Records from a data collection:
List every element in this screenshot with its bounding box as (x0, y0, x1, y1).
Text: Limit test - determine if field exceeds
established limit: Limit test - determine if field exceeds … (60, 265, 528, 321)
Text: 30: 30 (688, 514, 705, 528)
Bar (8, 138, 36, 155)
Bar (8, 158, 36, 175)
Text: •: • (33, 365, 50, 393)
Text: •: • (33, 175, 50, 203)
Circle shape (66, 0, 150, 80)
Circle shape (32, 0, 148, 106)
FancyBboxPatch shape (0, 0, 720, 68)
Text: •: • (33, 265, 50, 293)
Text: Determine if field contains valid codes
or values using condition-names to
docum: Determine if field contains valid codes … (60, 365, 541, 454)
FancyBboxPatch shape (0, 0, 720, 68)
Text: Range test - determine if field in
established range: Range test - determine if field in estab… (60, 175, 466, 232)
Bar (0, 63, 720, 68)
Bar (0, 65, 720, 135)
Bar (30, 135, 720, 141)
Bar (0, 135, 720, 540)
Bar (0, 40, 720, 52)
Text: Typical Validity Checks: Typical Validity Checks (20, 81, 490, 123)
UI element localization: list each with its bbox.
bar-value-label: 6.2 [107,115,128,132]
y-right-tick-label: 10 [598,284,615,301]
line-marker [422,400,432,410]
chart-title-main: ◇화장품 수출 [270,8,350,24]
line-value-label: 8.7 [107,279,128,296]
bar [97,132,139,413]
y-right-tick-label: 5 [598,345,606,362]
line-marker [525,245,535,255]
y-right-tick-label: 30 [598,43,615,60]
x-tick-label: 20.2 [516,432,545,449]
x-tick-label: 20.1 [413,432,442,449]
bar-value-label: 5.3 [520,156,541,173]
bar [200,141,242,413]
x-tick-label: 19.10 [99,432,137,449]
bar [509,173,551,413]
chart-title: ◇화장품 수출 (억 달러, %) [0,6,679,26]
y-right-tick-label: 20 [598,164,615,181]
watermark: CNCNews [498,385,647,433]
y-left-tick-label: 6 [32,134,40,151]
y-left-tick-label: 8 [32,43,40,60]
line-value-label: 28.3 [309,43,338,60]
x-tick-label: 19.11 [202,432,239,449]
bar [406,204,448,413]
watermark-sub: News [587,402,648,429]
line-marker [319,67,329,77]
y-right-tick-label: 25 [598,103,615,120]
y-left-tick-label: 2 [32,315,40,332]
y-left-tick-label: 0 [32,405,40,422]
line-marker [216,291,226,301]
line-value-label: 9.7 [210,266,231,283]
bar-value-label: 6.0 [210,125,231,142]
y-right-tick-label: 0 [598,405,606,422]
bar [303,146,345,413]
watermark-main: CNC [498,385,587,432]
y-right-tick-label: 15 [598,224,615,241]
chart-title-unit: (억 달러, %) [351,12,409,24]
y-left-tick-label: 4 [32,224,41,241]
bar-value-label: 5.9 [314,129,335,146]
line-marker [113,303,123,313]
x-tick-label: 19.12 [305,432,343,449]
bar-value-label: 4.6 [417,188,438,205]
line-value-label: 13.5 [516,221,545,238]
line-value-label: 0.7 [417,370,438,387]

### Short problem
Pick out every line of the records above that contains the word "with", and copy each of those lines in full.

### Result of this task
List every element in this screenshot with its bounding box as (x0, y0, x1, y1).
UI element localization: list each with its bbox.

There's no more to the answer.